Requirement
Reproduce every line in the listing that contains the word "Privacy".

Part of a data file
-- BEGIN --

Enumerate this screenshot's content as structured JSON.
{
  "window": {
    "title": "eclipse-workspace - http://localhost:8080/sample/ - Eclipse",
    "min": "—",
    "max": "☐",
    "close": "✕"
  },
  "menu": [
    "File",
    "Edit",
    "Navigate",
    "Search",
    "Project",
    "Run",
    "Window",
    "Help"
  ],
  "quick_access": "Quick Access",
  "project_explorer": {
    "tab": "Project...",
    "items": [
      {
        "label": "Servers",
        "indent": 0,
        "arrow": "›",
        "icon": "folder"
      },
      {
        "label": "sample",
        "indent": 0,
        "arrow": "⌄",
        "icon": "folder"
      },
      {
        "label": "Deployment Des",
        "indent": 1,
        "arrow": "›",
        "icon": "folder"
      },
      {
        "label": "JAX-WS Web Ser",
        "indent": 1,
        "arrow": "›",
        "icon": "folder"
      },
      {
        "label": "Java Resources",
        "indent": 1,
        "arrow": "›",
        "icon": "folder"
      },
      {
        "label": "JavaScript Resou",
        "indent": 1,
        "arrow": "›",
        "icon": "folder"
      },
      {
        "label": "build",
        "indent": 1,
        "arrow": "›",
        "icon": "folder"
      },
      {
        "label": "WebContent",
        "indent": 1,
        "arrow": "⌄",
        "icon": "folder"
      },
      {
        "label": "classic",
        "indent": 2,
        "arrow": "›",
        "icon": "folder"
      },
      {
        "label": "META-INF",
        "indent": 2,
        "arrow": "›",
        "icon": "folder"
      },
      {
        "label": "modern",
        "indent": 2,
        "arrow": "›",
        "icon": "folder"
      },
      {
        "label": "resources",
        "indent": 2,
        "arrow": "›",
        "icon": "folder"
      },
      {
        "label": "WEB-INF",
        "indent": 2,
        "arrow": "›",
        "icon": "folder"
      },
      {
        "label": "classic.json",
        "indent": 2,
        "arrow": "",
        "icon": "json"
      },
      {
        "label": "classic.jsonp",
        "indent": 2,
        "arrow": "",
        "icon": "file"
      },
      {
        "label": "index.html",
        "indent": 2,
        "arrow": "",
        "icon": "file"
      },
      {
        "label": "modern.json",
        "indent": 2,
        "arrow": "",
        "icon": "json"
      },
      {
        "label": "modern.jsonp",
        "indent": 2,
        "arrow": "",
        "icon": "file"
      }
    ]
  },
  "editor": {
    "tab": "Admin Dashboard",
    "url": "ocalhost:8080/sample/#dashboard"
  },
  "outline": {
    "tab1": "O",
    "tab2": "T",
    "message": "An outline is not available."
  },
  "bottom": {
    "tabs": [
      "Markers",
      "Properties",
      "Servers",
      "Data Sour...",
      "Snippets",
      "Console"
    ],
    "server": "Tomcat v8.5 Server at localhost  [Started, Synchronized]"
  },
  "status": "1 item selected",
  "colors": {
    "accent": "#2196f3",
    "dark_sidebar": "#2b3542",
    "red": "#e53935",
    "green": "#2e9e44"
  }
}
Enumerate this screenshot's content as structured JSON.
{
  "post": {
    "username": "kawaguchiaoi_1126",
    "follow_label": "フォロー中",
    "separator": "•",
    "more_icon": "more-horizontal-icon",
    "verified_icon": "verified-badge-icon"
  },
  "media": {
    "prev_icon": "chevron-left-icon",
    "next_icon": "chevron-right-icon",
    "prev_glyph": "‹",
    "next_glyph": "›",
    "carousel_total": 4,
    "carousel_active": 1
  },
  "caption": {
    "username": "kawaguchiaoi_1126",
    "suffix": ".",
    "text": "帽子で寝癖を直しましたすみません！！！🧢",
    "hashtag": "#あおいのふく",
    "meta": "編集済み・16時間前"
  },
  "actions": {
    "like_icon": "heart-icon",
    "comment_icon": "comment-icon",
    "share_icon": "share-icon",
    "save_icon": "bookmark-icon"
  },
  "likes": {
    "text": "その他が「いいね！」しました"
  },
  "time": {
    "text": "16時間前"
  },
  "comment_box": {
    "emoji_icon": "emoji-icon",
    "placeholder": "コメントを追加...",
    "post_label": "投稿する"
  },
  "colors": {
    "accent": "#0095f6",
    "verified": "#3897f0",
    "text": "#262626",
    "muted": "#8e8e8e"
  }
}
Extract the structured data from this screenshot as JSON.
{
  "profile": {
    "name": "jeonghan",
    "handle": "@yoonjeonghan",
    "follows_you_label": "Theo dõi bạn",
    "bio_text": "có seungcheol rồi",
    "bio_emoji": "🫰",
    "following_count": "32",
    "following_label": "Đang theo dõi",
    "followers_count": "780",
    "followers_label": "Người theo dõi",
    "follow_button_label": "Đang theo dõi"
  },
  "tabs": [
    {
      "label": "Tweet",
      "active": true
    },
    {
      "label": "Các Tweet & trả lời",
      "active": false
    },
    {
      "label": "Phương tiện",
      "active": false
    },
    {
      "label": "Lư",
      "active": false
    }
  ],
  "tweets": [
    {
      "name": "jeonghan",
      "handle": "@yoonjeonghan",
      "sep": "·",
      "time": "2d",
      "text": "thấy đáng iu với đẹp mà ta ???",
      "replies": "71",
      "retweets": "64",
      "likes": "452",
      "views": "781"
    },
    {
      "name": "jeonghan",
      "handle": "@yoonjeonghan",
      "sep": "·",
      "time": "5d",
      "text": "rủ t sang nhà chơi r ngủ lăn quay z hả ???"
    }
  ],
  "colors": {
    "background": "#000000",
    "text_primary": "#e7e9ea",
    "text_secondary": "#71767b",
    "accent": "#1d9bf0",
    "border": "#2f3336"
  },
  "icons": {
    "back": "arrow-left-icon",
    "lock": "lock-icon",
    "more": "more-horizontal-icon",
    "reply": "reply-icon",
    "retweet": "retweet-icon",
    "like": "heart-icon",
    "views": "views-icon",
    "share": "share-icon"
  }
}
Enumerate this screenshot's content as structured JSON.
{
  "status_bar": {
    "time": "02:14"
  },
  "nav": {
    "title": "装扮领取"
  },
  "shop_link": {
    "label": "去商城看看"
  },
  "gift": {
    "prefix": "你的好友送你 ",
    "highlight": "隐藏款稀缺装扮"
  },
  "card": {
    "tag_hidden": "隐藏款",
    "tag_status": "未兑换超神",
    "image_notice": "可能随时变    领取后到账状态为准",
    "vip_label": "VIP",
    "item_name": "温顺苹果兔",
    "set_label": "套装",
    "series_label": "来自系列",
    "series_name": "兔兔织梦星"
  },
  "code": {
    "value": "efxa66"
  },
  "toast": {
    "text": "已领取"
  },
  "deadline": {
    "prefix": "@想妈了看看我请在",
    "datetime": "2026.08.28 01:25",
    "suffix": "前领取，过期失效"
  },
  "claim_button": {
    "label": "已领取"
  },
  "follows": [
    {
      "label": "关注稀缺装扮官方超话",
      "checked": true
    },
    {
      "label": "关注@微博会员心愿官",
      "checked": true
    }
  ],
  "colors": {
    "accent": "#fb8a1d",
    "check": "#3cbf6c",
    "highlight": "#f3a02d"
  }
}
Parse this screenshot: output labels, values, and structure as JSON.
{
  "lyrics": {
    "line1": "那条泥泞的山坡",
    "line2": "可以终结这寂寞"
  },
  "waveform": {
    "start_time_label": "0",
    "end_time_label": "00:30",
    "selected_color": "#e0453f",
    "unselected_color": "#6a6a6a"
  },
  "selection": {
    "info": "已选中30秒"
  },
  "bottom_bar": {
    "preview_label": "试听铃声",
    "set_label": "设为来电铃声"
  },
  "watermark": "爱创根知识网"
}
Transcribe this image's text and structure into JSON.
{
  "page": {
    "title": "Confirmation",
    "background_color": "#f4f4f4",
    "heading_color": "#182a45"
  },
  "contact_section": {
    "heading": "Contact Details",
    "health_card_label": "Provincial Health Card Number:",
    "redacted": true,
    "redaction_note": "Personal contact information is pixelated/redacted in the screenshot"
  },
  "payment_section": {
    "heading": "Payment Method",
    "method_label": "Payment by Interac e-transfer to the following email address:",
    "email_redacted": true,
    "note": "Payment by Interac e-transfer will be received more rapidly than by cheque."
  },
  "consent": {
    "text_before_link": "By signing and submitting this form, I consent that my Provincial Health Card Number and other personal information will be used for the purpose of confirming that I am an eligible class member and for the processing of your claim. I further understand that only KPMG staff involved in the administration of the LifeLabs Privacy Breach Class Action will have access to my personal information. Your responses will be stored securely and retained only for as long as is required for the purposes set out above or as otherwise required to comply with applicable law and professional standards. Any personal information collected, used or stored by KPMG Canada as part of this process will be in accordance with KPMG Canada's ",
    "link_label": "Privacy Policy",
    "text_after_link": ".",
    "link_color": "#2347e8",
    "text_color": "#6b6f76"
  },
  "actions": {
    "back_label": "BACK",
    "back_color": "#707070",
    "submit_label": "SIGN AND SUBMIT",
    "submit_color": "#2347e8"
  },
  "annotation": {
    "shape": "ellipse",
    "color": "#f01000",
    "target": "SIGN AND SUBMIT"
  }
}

-- END --

Written response
    "text_before_link": "By signing and submitting this form, I consent that my Provincial Health Card Number and other personal information will be used for the purpose of confirming that I am an eligible class member and for the processing of your claim. I further understand that only KPMG staff involved in the administration of the LifeLabs Privacy Breach Class Action will have access to my personal information. Your responses will be stored securely and retained only for as long as is required for the purposes set out above or as otherwise required to comply with applicable law and professional standards. Any personal information collected, used or stored by KPMG Canada as part of this process will be in accordance with KPMG Canada's ",
    "link_label": "Privacy Policy",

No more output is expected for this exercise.